### What you should do
Look through the lines below and extract each one that contains "link".
-- Extracted information start --
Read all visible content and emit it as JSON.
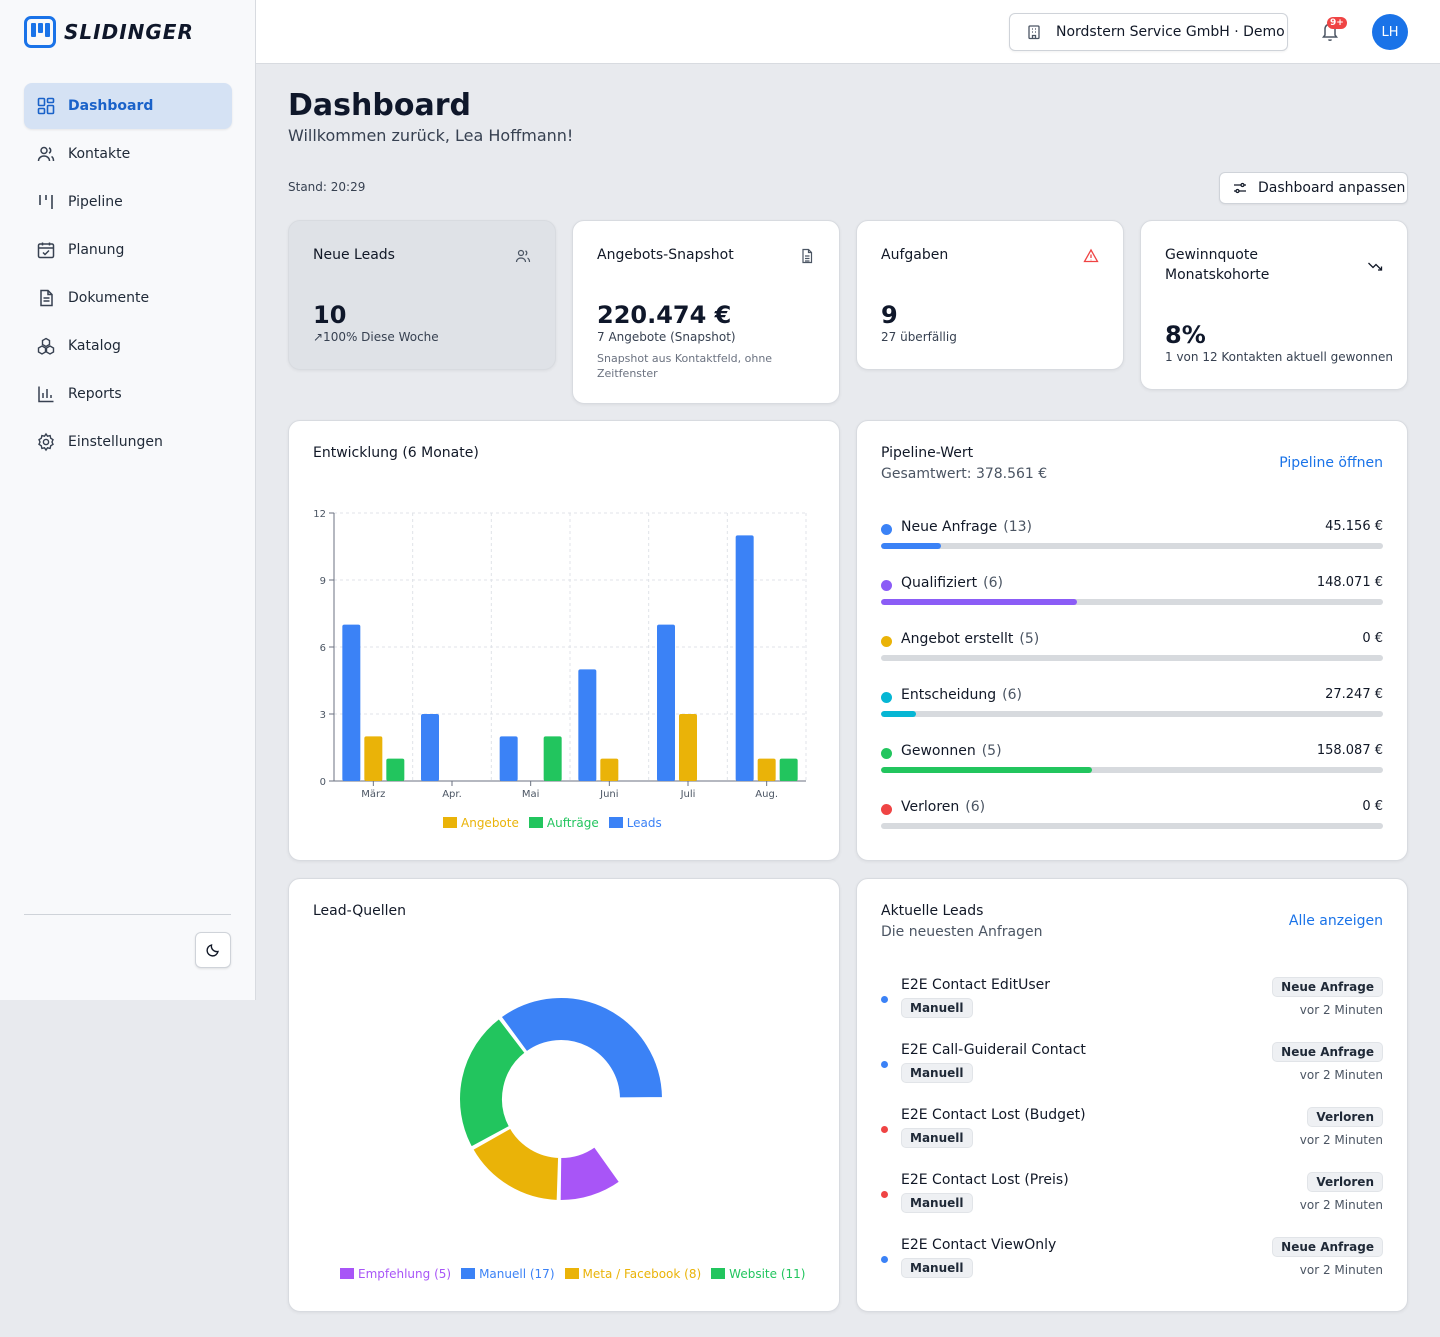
{
  "brand": {
    "name": "SLIDINGER"
  },
  "sidebar": {
    "items": [
      {
        "label": "Dashboard",
        "icon": "dashboard-icon",
        "active": true
      },
      {
        "label": "Kontakte",
        "icon": "users-icon"
      },
      {
        "label": "Pipeline",
        "icon": "pipeline-icon"
      },
      {
        "label": "Planung",
        "icon": "calendar-icon"
      },
      {
        "label": "Dokumente",
        "icon": "document-icon"
      },
      {
        "label": "Katalog",
        "icon": "boxes-icon"
      },
      {
        "label": "Reports",
        "icon": "bar-chart-icon"
      },
      {
        "label": "Einstellungen",
        "icon": "gear-icon"
      }
    ]
  },
  "topbar": {
    "company": "Nordstern Service GmbH · Demo",
    "notification_badge": "9+",
    "avatar_initials": "LH"
  },
  "header": {
    "title": "Dashboard",
    "subtitle": "Willkommen zurück, Lea Hoffmann!",
    "stand": "Stand: 20:29",
    "customize_label": "Dashboard anpassen"
  },
  "kpis": {
    "leads": {
      "title": "Neue Leads",
      "value": "10",
      "sub": "↗100% Diese Woche"
    },
    "offers": {
      "title": "Angebots-Snapshot",
      "value": "220.474 €",
      "sub": "7 Angebote (Snapshot)",
      "note": "Snapshot aus Kontaktfeld, ohne Zeitfenster"
    },
    "tasks": {
      "title": "Aufgaben",
      "value": "9",
      "sub": "27 überfällig"
    },
    "winrate": {
      "title": "Gewinnquote Monatskohorte",
      "value": "8%",
      "sub": "1 von 12 Kontakten aktuell gewonnen"
    }
  },
  "development": {
    "title": "Entwicklung (6 Monate)"
  },
  "chart_data": [
    {
      "type": "bar",
      "categories": [
        "März",
        "Apr.",
        "Mai",
        "Juni",
        "Juli",
        "Aug."
      ],
      "series": [
        {
          "name": "Leads",
          "color": "#3b82f6",
          "values": [
            7,
            3,
            2,
            5,
            7,
            11
          ]
        },
        {
          "name": "Angebote",
          "color": "#eab308",
          "values": [
            2,
            0,
            0,
            1,
            3,
            1
          ]
        },
        {
          "name": "Aufträge",
          "color": "#22c55e",
          "values": [
            1,
            0,
            2,
            0,
            0,
            1
          ]
        }
      ],
      "yticks": [
        "0",
        "3",
        "6",
        "9",
        "12"
      ],
      "ylim": [
        0,
        12
      ],
      "legend": [
        "Angebote",
        "Aufträge",
        "Leads"
      ],
      "legend_position": "bottom"
    },
    {
      "type": "pie",
      "title": "Lead-Quellen",
      "slices": [
        {
          "name": "Empfehlung",
          "value": 5,
          "color": "#a855f7",
          "label": "Empfehlung (5)"
        },
        {
          "name": "Manuell",
          "value": 17,
          "color": "#3b82f6",
          "label": "Manuell (17)"
        },
        {
          "name": "Meta / Facebook",
          "value": 8,
          "color": "#eab308",
          "label": "Meta / Facebook (8)"
        },
        {
          "name": "Website",
          "value": 11,
          "color": "#22c55e",
          "label": "Website (11)"
        }
      ],
      "legend_position": "bottom"
    }
  ],
  "pipeline": {
    "title": "Pipeline-Wert",
    "subtitle": "Gesamtwert: 378.561 €",
    "link": "Pipeline öffnen",
    "stages": [
      {
        "label": "Neue Anfrage",
        "count": "(13)",
        "value": "45.156 €",
        "fraction": 0.12,
        "color": "#3b82f6"
      },
      {
        "label": "Qualifiziert",
        "count": "(6)",
        "value": "148.071 €",
        "fraction": 0.39,
        "color": "#8b5cf6"
      },
      {
        "label": "Angebot erstellt",
        "count": "(5)",
        "value": "0 €",
        "fraction": 0,
        "color": "#eab308"
      },
      {
        "label": "Entscheidung",
        "count": "(6)",
        "value": "27.247 €",
        "fraction": 0.07,
        "color": "#06b6d4"
      },
      {
        "label": "Gewonnen",
        "count": "(5)",
        "value": "158.087 €",
        "fraction": 0.42,
        "color": "#22c55e"
      },
      {
        "label": "Verloren",
        "count": "(6)",
        "value": "0 €",
        "fraction": 0,
        "color": "#ef4444"
      }
    ]
  },
  "sources": {
    "title": "Lead-Quellen"
  },
  "recent_leads": {
    "title": "Aktuelle Leads",
    "subtitle": "Die neuesten Anfragen",
    "link": "Alle anzeigen",
    "items": [
      {
        "name": "E2E Contact EditUser",
        "tag": "Manuell",
        "status": "Neue Anfrage",
        "time": "vor 2 Minuten",
        "color": "#3b82f6"
      },
      {
        "name": "E2E Call-Guiderail Contact",
        "tag": "Manuell",
        "status": "Neue Anfrage",
        "time": "vor 2 Minuten",
        "color": "#3b82f6"
      },
      {
        "name": "E2E Contact Lost (Budget)",
        "tag": "Manuell",
        "status": "Verloren",
        "time": "vor 2 Minuten",
        "color": "#ef4444"
      },
      {
        "name": "E2E Contact Lost (Preis)",
        "tag": "Manuell",
        "status": "Verloren",
        "time": "vor 2 Minuten",
        "color": "#ef4444"
      },
      {
        "name": "E2E Contact ViewOnly",
        "tag": "Manuell",
        "status": "Neue Anfrage",
        "time": "vor 2 Minuten",
        "color": "#3b82f6"
      }
    ]
  }
}
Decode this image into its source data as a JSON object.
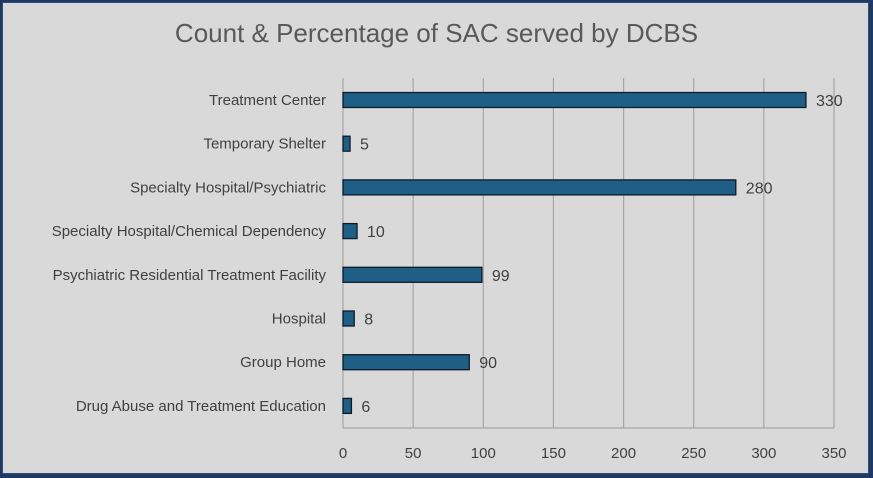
{
  "chart_data": {
    "type": "bar",
    "orientation": "horizontal",
    "title": "Count & Percentage of SAC served by DCBS",
    "xlabel": "",
    "ylabel": "",
    "categories": [
      "Treatment Center",
      "Temporary Shelter",
      "Specialty Hospital/Psychiatric",
      "Specialty Hospital/Chemical Dependency",
      "Psychiatric Residential Treatment Facility",
      "Hospital",
      "Group Home",
      "Drug Abuse and Treatment Education"
    ],
    "values": [
      330,
      5,
      280,
      10,
      99,
      8,
      90,
      6
    ],
    "xlim": [
      0,
      350
    ],
    "xticks": [
      "0",
      "50",
      "100",
      "150",
      "200",
      "250",
      "300",
      "350"
    ],
    "grid": "vertical",
    "legend": "none",
    "colors": {
      "bar": "#1f5f86",
      "bar_edge": "#0d1b2a",
      "grid": "#a6a6a6",
      "background": "#d9d9d9"
    }
  }
}
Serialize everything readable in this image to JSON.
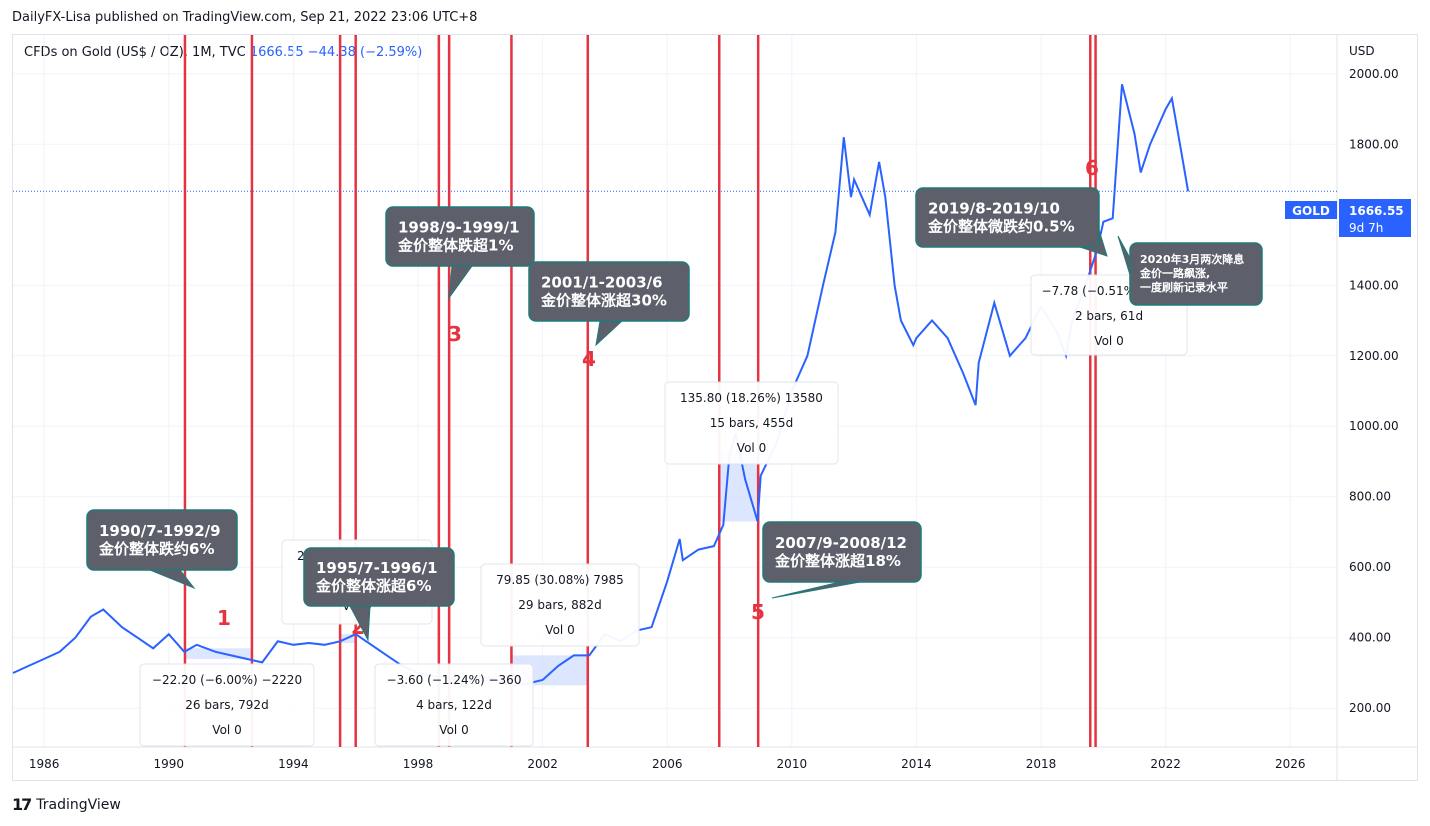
{
  "header": {
    "published": "DailyFX-Lisa published on TradingView.com, Sep 21, 2022 23:06 UTC+8",
    "symbol": "CFDs on Gold (US$ / OZ), 1M, TVC",
    "last": "1666.55",
    "change": "−44.38 (−2.59%)"
  },
  "footer": {
    "brand": "TradingView"
  },
  "colors": {
    "line": "#2962ff",
    "vline": "#e53340",
    "callout_bg": "#5d606b",
    "callout_border": "#1f7a7a",
    "measure_fill": "#cfdcff"
  },
  "chart_data": {
    "type": "line",
    "title": "CFDs on Gold (US$ / OZ), 1M, TVC",
    "ylabel": "USD",
    "xlim": [
      1985,
      2027.5
    ],
    "ylim": [
      90,
      2110
    ],
    "price_axis_ticks": [
      "2000.00",
      "1800.00",
      "1400.00",
      "1200.00",
      "1000.00",
      "800.00",
      "600.00",
      "400.00",
      "200.00"
    ],
    "time_axis_ticks": [
      "1986",
      "1990",
      "1994",
      "1998",
      "2002",
      "2006",
      "2010",
      "2014",
      "2018",
      "2022",
      "2026"
    ],
    "price_label": {
      "symbol": "GOLD",
      "value": "1666.55",
      "countdown": "9d 7h"
    },
    "series": [
      {
        "name": "Gold",
        "x": [
          1985.0,
          1985.5,
          1986.0,
          1986.5,
          1987.0,
          1987.5,
          1987.9,
          1988.5,
          1989.0,
          1989.5,
          1990.0,
          1990.5,
          1990.9,
          1991.5,
          1992.0,
          1992.5,
          1993.0,
          1993.5,
          1994.0,
          1994.5,
          1995.0,
          1995.5,
          1996.0,
          1996.5,
          1997.0,
          1997.5,
          1998.0,
          1998.5,
          1999.0,
          1999.5,
          1999.8,
          2000.0,
          2000.5,
          2001.0,
          2001.5,
          2002.0,
          2002.5,
          2003.0,
          2003.5,
          2004.0,
          2004.5,
          2005.0,
          2005.5,
          2006.0,
          2006.4,
          2006.5,
          2007.0,
          2007.5,
          2007.8,
          2008.0,
          2008.2,
          2008.5,
          2008.9,
          2009.0,
          2009.5,
          2010.0,
          2010.5,
          2011.0,
          2011.4,
          2011.67,
          2011.9,
          2012.0,
          2012.5,
          2012.8,
          2013.0,
          2013.3,
          2013.5,
          2013.9,
          2014.0,
          2014.5,
          2015.0,
          2015.5,
          2015.9,
          2016.0,
          2016.5,
          2017.0,
          2017.5,
          2018.0,
          2018.5,
          2018.8,
          2019.0,
          2019.5,
          2019.8,
          2020.0,
          2020.3,
          2020.6,
          2021.0,
          2021.2,
          2021.5,
          2022.0,
          2022.2,
          2022.5,
          2022.72
        ],
        "values": [
          300,
          320,
          340,
          360,
          400,
          460,
          480,
          430,
          400,
          370,
          410,
          360,
          380,
          360,
          350,
          340,
          330,
          390,
          380,
          385,
          380,
          390,
          410,
          380,
          350,
          320,
          300,
          290,
          290,
          260,
          290,
          290,
          280,
          265,
          270,
          280,
          320,
          350,
          350,
          410,
          390,
          420,
          430,
          560,
          680,
          620,
          650,
          660,
          720,
          920,
          980,
          850,
          730,
          860,
          950,
          1100,
          1200,
          1400,
          1550,
          1820,
          1650,
          1700,
          1600,
          1750,
          1650,
          1400,
          1300,
          1230,
          1250,
          1300,
          1250,
          1150,
          1060,
          1180,
          1350,
          1200,
          1250,
          1340,
          1270,
          1200,
          1300,
          1420,
          1500,
          1580,
          1590,
          1970,
          1830,
          1720,
          1800,
          1900,
          1930,
          1780,
          1666.55
        ]
      }
    ],
    "vertical_markers": [
      1990.52,
      1992.67,
      1995.5,
      1996.0,
      1998.67,
      1999.0,
      2001.0,
      2003.45,
      2007.67,
      2008.92,
      2019.58,
      2019.75
    ],
    "period_numbers": [
      "1",
      "2",
      "3",
      "4",
      "5",
      "6"
    ],
    "callouts": [
      {
        "line1": "1990/7-1992/9",
        "line2": "金价整体跌约6%"
      },
      {
        "line1": "1995/7-1996/1",
        "line2": "金价整体涨超6%"
      },
      {
        "line1": "1998/9-1999/1",
        "line2": "金价整体跌超1%"
      },
      {
        "line1": "2001/1-2003/6",
        "line2": "金价整体涨超30%"
      },
      {
        "line1": "2007/9-2008/12",
        "line2": "金价整体涨超18%"
      },
      {
        "line1": "2019/8-2019/10",
        "line2": "金价整体微跌约0.5%"
      },
      {
        "line1": "2020年3月两次降息",
        "line2": "金价一路飙涨,",
        "line3": "一度刷新记录水平"
      }
    ],
    "measures": [
      {
        "l1": "−22.20 (−6.00%) −2220",
        "l2": "26 bars, 792d",
        "l3": "Vol 0"
      },
      {
        "l1": "23.30 (6.09%) 2330",
        "l2": "",
        "l3": "Vol 0"
      },
      {
        "l1": "−3.60 (−1.24%) −360",
        "l2": "4 bars, 122d",
        "l3": "Vol 0"
      },
      {
        "l1": "79.85 (30.08%) 7985",
        "l2": "29 bars, 882d",
        "l3": "Vol 0"
      },
      {
        "l1": "135.80 (18.26%) 13580",
        "l2": "15 bars, 455d",
        "l3": "Vol 0"
      },
      {
        "l1": "−7.78 (−0.51%) −778",
        "l2": "2 bars, 61d",
        "l3": "Vol 0"
      }
    ]
  }
}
-- Extracted information end --
### Task result
    "link": "Pipeline öffnen",
    "link": "Alle anzeigen",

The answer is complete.